## [Written request]
Repeat the whole listing exactly as written.

━━━ Records provided ━━━

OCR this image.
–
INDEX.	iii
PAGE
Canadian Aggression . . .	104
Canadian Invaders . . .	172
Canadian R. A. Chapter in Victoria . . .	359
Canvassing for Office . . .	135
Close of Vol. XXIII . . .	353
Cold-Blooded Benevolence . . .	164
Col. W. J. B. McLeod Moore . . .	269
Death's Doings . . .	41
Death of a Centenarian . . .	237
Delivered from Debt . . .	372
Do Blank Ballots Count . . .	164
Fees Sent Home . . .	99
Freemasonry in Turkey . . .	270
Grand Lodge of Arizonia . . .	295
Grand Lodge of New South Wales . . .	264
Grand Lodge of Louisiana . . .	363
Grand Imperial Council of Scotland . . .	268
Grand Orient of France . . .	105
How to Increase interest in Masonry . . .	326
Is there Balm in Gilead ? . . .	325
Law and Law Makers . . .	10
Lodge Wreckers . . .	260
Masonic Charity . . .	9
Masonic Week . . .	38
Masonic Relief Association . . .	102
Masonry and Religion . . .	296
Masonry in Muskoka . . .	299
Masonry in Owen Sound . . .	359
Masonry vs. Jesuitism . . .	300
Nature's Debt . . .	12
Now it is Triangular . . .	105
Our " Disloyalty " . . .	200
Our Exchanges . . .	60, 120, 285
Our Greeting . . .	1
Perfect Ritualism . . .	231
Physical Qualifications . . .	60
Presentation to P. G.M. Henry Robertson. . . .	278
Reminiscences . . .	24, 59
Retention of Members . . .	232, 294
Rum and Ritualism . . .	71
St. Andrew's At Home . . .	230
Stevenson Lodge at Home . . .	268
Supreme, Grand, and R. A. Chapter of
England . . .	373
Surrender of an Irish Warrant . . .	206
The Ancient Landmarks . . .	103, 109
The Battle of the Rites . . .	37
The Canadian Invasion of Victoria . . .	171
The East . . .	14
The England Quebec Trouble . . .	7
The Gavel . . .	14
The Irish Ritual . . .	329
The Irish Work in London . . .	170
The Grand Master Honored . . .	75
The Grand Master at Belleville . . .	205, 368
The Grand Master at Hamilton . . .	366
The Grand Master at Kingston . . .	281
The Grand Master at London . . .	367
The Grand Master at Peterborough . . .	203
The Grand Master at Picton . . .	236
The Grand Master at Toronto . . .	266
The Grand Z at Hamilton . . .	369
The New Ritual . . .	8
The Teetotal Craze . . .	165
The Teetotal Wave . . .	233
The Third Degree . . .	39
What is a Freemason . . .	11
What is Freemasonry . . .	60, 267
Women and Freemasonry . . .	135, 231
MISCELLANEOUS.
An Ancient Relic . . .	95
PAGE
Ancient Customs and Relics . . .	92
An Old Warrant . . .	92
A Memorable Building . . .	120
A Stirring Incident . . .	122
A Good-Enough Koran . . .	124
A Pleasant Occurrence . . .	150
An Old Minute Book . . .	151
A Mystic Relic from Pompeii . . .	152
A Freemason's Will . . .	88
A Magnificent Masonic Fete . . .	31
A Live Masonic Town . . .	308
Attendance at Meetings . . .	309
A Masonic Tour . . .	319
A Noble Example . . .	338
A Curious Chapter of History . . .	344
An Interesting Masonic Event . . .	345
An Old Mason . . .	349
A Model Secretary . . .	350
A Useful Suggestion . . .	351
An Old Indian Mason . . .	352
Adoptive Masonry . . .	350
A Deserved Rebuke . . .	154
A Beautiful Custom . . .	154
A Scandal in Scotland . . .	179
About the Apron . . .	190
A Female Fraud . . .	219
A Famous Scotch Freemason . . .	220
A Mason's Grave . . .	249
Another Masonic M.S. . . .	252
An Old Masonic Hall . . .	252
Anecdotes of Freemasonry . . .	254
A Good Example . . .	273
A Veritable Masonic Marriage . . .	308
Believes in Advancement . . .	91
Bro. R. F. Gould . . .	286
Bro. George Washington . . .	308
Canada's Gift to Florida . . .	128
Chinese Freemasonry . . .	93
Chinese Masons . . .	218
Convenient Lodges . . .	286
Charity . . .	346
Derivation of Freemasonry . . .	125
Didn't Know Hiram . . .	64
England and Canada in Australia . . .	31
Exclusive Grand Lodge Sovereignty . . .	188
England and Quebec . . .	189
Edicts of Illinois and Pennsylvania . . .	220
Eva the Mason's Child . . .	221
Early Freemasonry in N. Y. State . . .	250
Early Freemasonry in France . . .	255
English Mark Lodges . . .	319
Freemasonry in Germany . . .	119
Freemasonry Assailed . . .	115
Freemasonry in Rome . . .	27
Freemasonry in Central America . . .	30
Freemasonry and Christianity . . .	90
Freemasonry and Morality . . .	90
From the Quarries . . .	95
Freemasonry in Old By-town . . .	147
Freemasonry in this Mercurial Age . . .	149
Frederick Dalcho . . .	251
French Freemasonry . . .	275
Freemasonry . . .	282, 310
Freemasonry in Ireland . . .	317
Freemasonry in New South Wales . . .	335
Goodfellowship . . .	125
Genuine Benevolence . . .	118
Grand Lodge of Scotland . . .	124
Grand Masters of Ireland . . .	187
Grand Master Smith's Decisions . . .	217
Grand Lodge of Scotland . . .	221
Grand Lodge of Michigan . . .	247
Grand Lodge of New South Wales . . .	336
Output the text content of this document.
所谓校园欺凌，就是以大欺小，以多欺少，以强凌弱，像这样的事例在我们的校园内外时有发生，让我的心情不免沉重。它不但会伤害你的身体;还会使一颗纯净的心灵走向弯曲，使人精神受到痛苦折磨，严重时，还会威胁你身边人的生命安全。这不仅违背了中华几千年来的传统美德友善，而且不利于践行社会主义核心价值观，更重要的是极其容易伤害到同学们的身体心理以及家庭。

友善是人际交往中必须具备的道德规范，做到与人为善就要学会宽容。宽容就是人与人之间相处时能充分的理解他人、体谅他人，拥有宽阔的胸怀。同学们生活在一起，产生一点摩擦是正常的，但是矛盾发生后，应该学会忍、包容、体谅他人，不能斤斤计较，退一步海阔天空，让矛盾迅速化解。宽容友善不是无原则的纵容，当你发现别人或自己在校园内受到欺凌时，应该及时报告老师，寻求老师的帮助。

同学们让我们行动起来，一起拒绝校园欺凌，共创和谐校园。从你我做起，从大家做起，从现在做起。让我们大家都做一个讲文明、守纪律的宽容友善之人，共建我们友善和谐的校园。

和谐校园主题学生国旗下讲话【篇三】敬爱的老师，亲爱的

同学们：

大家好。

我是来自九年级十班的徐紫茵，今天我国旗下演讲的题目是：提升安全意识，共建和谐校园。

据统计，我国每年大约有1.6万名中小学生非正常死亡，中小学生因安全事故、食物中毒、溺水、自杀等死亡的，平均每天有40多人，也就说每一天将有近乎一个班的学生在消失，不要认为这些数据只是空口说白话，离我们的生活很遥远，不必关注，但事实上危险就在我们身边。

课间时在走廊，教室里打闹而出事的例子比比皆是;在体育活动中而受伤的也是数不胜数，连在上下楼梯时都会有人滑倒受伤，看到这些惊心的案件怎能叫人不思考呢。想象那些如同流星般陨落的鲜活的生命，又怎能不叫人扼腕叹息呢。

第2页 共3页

━━━

## [Task result]
OCR this image.
–
INDEX.	iii
PAGE
Canadian Aggression . . .	104
Canadian Invaders . . .	172
Canadian R. A. Chapter in Victoria . . .	359
Canvassing for Office . . .	135
Close of Vol. XXIII . . .	353
Cold-Blooded Benevolence . . .	164
Col. W. J. B. McLeod Moore . . .	269
Death's Doings . . .	41
Death of a Centenarian . . .	237
Delivered from Debt . . .	372
Do Blank Ballots Count . . .	164
Fees Sent Home . . .	99
Freemasonry in Turkey . . .	270
Grand Lodge of Arizonia . . .	295
Grand Lodge of New South Wales . . .	264
Grand Lodge of Louisiana . . .	363
Grand Imperial Council of Scotland . . .	268
Grand Orient of France . . .	105
How to Increase interest in Masonry . . .	326
Is there Balm in Gilead ? . . .	325
Law and Law Makers . . .	10
Lodge Wreckers . . .	260
Masonic Charity . . .	9
Masonic Week . . .	38
Masonic Relief Association . . .	102
Masonry and Religion . . .	296
Masonry in Muskoka . . .	299
Masonry in Owen Sound . . .	359
Masonry vs. Jesuitism . . .	300
Nature's Debt . . .	12
Now it is Triangular . . .	105
Our " Disloyalty " . . .	200
Our Exchanges . . .	60, 120, 285
Our Greeting . . .	1
Perfect Ritualism . . .	231
Physical Qualifications . . .	60
Presentation to P. G.M. Henry Robertson. . . .	278
Reminiscences . . .	24, 59
Retention of Members . . .	232, 294
Rum and Ritualism . . .	71
St. Andrew's At Home . . .	230
Stevenson Lodge at Home . . .	268
Supreme, Grand, and R. A. Chapter of
England . . .	373
Surrender of an Irish Warrant . . .	206
The Ancient Landmarks . . .	103, 109
The Battle of the Rites . . .	37
The Canadian Invasion of Victoria . . .	171
The East . . .	14
The England Quebec Trouble . . .	7
The Gavel . . .	14
The Irish Ritual . . .	329
The Irish Work in London . . .	170
The Grand Master Honored . . .	75
The Grand Master at Belleville . . .	205, 368
The Grand Master at Hamilton . . .	366
The Grand Master at Kingston . . .	281
The Grand Master at London . . .	367
The Grand Master at Peterborough . . .	203
The Grand Master at Picton . . .	236
The Grand Master at Toronto . . .	266
The Grand Z at Hamilton . . .	369
The New Ritual . . .	8
The Teetotal Craze . . .	165
The Teetotal Wave . . .	233
The Third Degree . . .	39
What is a Freemason . . .	11
What is Freemasonry . . .	60, 267
Women and Freemasonry . . .	135, 231
MISCELLANEOUS.
An Ancient Relic . . .	95
PAGE
Ancient Customs and Relics . . .	92
An Old Warrant . . .	92
A Memorable Building . . .	120
A Stirring Incident . . .	122
A Good-Enough Koran . . .	124
A Pleasant Occurrence . . .	150
An Old Minute Book . . .	151
A Mystic Relic from Pompeii . . .	152
A Freemason's Will . . .	88
A Magnificent Masonic Fete . . .	31
A Live Masonic Town . . .	308
Attendance at Meetings . . .	309
A Masonic Tour . . .	319
A Noble Example . . .	338
A Curious Chapter of History . . .	344
An Interesting Masonic Event . . .	345
An Old Mason . . .	349
A Model Secretary . . .	350
A Useful Suggestion . . .	351
An Old Indian Mason . . .	352
Adoptive Masonry . . .	350
A Deserved Rebuke . . .	154
A Beautiful Custom . . .	154
A Scandal in Scotland . . .	179
About the Apron . . .	190
A Female Fraud . . .	219
A Famous Scotch Freemason . . .	220
A Mason's Grave . . .	249
Another Masonic M.S. . . .	252
An Old Masonic Hall . . .	252
Anecdotes of Freemasonry . . .	254
A Good Example . . .	273
A Veritable Masonic Marriage . . .	308
Believes in Advancement . . .	91
Bro. R. F. Gould . . .	286
Bro. George Washington . . .	308
Canada's Gift to Florida . . .	128
Chinese Freemasonry . . .	93
Chinese Masons . . .	218
Convenient Lodges . . .	286
Charity . . .	346
Derivation of Freemasonry . . .	125
Didn't Know Hiram . . .	64
England and Canada in Australia . . .	31
Exclusive Grand Lodge Sovereignty . . .	188
England and Quebec . . .	189
Edicts of Illinois and Pennsylvania . . .	220
Eva the Mason's Child . . .	221
Early Freemasonry in N. Y. State . . .	250
Early Freemasonry in France . . .	255
English Mark Lodges . . .	319
Freemasonry in Germany . . .	119
Freemasonry Assailed . . .	115
Freemasonry in Rome . . .	27
Freemasonry in Central America . . .	30
Freemasonry and Christianity . . .	90
Freemasonry and Morality . . .	90
From the Quarries . . .	95
Freemasonry in Old By-town . . .	147
Freemasonry in this Mercurial Age . . .	149
Frederick Dalcho . . .	251
French Freemasonry . . .	275
Freemasonry . . .	282, 310
Freemasonry in Ireland . . .	317
Freemasonry in New South Wales . . .	335
Goodfellowship . . .	125
Genuine Benevolence . . .	118
Grand Lodge of Scotland . . .	124
Grand Masters of Ireland . . .	187
Grand Master Smith's Decisions . . .	217
Grand Lodge of Scotland . . .	221
Grand Lodge of Michigan . . .	247
Grand Lodge of New South Wales . . .	336
Output the text content of this document.
所谓校园欺凌，就是以大欺小，以多欺少，以强凌弱，像这样的事例在我们的校园内外时有发生，让我的心情不免沉重。它不但会伤害你的身体;还会使一颗纯净的心灵走向弯曲，使人精神受到痛苦折磨，严重时，还会威胁你身边人的生命安全。这不仅违背了中华几千年来的传统美德友善，而且不利于践行社会主义核心价值观，更重要的是极其容易伤害到同学们的身体心理以及家庭。

友善是人际交往中必须具备的道德规范，做到与人为善就要学会宽容。宽容就是人与人之间相处时能充分的理解他人、体谅他人，拥有宽阔的胸怀。同学们生活在一起，产生一点摩擦是正常的，但是矛盾发生后，应该学会忍、包容、体谅他人，不能斤斤计较，退一步海阔天空，让矛盾迅速化解。宽容友善不是无原则的纵容，当你发现别人或自己在校园内受到欺凌时，应该及时报告老师，寻求老师的帮助。

同学们让我们行动起来，一起拒绝校园欺凌，共创和谐校园。从你我做起，从大家做起，从现在做起。让我们大家都做一个讲文明、守纪律的宽容友善之人，共建我们友善和谐的校园。

和谐校园主题学生国旗下讲话【篇三】敬爱的老师，亲爱的

同学们：

大家好。

我是来自九年级十班的徐紫茵，今天我国旗下演讲的题目是：提升安全意识，共建和谐校园。

据统计，我国每年大约有1.6万名中小学生非正常死亡，中小学生因安全事故、食物中毒、溺水、自杀等死亡的，平均每天有40多人，也就说每一天将有近乎一个班的学生在消失，不要认为这些数据只是空口说白话，离我们的生活很遥远，不必关注，但事实上危险就在我们身边。

课间时在走廊，教室里打闹而出事的例子比比皆是;在体育活动中而受伤的也是数不胜数，连在上下楼梯时都会有人滑倒受伤，看到这些惊心的案件怎能叫人不思考呢。想象那些如同流星般陨落的鲜活的生命，又怎能不叫人扼腕叹息呢。

第2页 共3页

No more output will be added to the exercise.